START

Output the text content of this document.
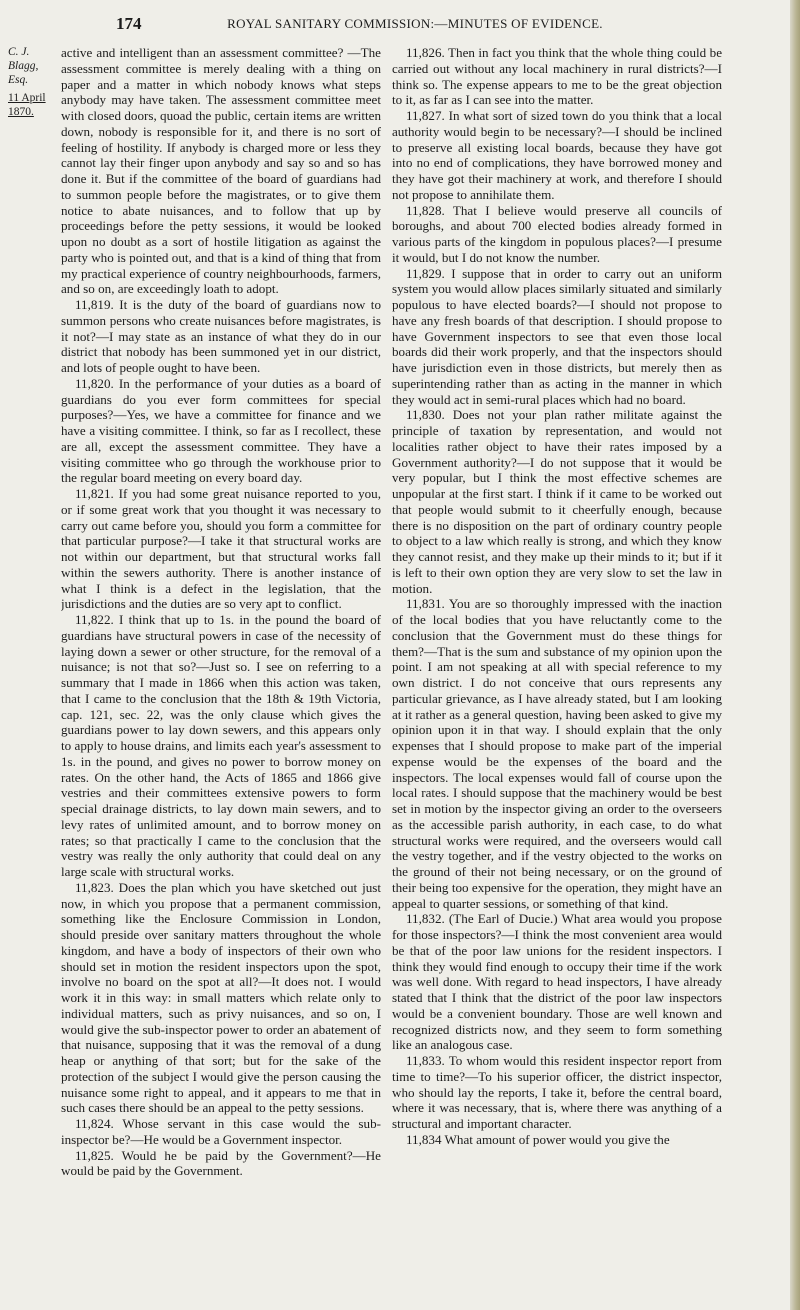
174	ROYAL SANITARY COMMISSION:—MINUTES OF EVIDENCE.
C. J. Blagg, Esq.
11 April 1870.

active and intelligent than an assessment committee? —The assessment committee is merely dealing with a thing on paper and a matter in which nobody knows what steps anybody may have taken. The assessment committee meet with closed doors, quoad the public, certain items are written down, nobody is responsible for it, and there is no sort of feeling of hostility. If anybody is charged more or less they cannot lay their finger upon anybody and say so and so has done it. But if the committee of the board of guardians had to summon people before the magistrates, or to give them notice to abate nuisances, and to follow that up by proceedings before the petty sessions, it would be looked upon no doubt as a sort of hostile litigation as against the party who is pointed out, and that is a kind of thing that from my practical experience of country neighbourhoods, farmers, and so on, are exceedingly loath to adopt.

11,819. It is the duty of the board of guardians now to summon persons who create nuisances before magistrates, is it not?—I may state as an instance of what they do in our district that nobody has been summoned yet in our district, and lots of people ought to have been.

11,820. In the performance of your duties as a board of guardians do you ever form committees for special purposes?—Yes, we have a committee for finance and we have a visiting committee. I think, so far as I recollect, these are all, except the assessment committee. They have a visiting committee who go through the workhouse prior to the regular board meeting on every board day.

11,821. If you had some great nuisance reported to you, or if some great work that you thought it was necessary to carry out came before you, should you form a committee for that particular purpose?—I take it that structural works are not within our department, but that structural works fall within the sewers authority. There is another instance of what I think is a defect in the legislation, that the jurisdictions and the duties are so very apt to conflict.

11,822. I think that up to 1s. in the pound the board of guardians have structural powers in case of the necessity of laying down a sewer or other structure, for the removal of a nuisance; is not that so?—Just so. I see on referring to a summary that I made in 1866 when this action was taken, that I came to the conclusion that the 18th & 19th Victoria, cap. 121, sec. 22, was the only clause which gives the guardians power to lay down sewers, and this appears only to apply to house drains, and limits each year's assessment to 1s. in the pound, and gives no power to borrow money on rates. On the other hand, the Acts of 1865 and 1866 give vestries and their committees extensive powers to form special drainage districts, to lay down main sewers, and to levy rates of unlimited amount, and to borrow money on rates; so that practically I came to the conclusion that the vestry was really the only authority that could deal on any large scale with structural works.

11,823. Does the plan which you have sketched out just now, in which you propose that a permanent commission, something like the Enclosure Commission in London, should preside over sanitary matters throughout the whole kingdom, and have a body of inspectors of their own who should set in motion the resident inspectors upon the spot, involve no board on the spot at all?—It does not. I would work it in this way: in small matters which relate only to individual matters, such as privy nuisances, and so on, I would give the sub-inspector power to order an abatement of that nuisance, supposing that it was the removal of a dung heap or anything of that sort; but for the sake of the protection of the subject I would give the person causing the nuisance some right to appeal, and it appears to me that in such cases there should be an appeal to the petty sessions.

11,824. Whose servant in this case would the sub-inspector be?—He would be a Government inspector.

11,825. Would he be paid by the Government?—He would be paid by the Government.

11,826. Then in fact you think that the whole thing could be carried out without any local machinery in rural districts?—I think so. The expense appears to me to be the great objection to it, as far as I can see into the matter.

11,827. In what sort of sized town do you think that a local authority would begin to be necessary?—I should be inclined to preserve all existing local boards, because they have got into no end of complications, they have borrowed money and they have got their machinery at work, and therefore I should not propose to annihilate them.

11,828. That I believe would preserve all councils of boroughs, and about 700 elected bodies already formed in various parts of the kingdom in populous places?—I presume it would, but I do not know the number.

11,829. I suppose that in order to carry out an uniform system you would allow places similarly situated and similarly populous to have elected boards?—I should not propose to have any fresh boards of that description. I should propose to have Government inspectors to see that even those local boards did their work properly, and that the inspectors should have jurisdiction even in those districts, but merely then as superintending rather than as acting in the manner in which they would act in semi-rural places which had no board.

11,830. Does not your plan rather militate against the principle of taxation by representation, and would not localities rather object to have their rates imposed by a Government authority?—I do not suppose that it would be very popular, but I think the most effective schemes are unpopular at the first start. I think if it came to be worked out that people would submit to it cheerfully enough, because there is no disposition on the part of ordinary country people to object to a law which really is strong, and which they know they cannot resist, and they make up their minds to it; but if it is left to their own option they are very slow to set the law in motion.

11,831. You are so thoroughly impressed with the inaction of the local bodies that you have reluctantly come to the conclusion that the Government must do these things for them?—That is the sum and substance of my opinion upon the point. I am not speaking at all with special reference to my own district. I do not conceive that ours represents any particular grievance, as I have already stated, but I am looking at it rather as a general question, having been asked to give my opinion upon it in that way. I should explain that the only expenses that I should propose to make part of the imperial expense would be the expenses of the board and the inspectors. The local expenses would fall of course upon the local rates. I should suppose that the machinery would be best set in motion by the inspector giving an order to the overseers as the accessible parish authority, in each case, to do what structural works were required, and the overseers would call the vestry together, and if the vestry objected to the works on the ground of their not being necessary, or on the ground of their being too expensive for the operation, they might have an appeal to quarter sessions, or something of that kind.

11,832. (The Earl of Ducie.) What area would you propose for those inspectors?—I think the most convenient area would be that of the poor law unions for the resident inspectors. I think they would find enough to occupy their time if the work was well done. With regard to head inspectors, I have already stated that I think that the district of the poor law inspectors would be a convenient boundary. Those are well known and recognized districts now, and they seem to form something like an analogous case.

11,833. To whom would this resident inspector report from time to time?—To his superior officer, the district inspector, who should lay the reports, I take it, before the central board, where it was necessary, that is, where there was anything of a structural and important character.

11,834 What amount of power would you give the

END

» **Set exercise**
Report each line in the preceding entries that holds the string "instance".

» **Final result**
11,819. It is the duty of the board of guardians now to summon persons who create nuisances before magistrates, is it not?—I may state as an instance of what they do in our district that nobody has been summoned yet in our district, and lots of people ought to have been.
11,821. If you had some great nuisance reported to you, or if some great work that you thought it was necessary to carry out came before you, should you form a committee for that particular purpose?—I take it that structural works are not within our department, but that structural works fall within the sewers authority. There is another instance of what I think is a defect in the legislation, that the jurisdictions and the duties are so very apt to conflict.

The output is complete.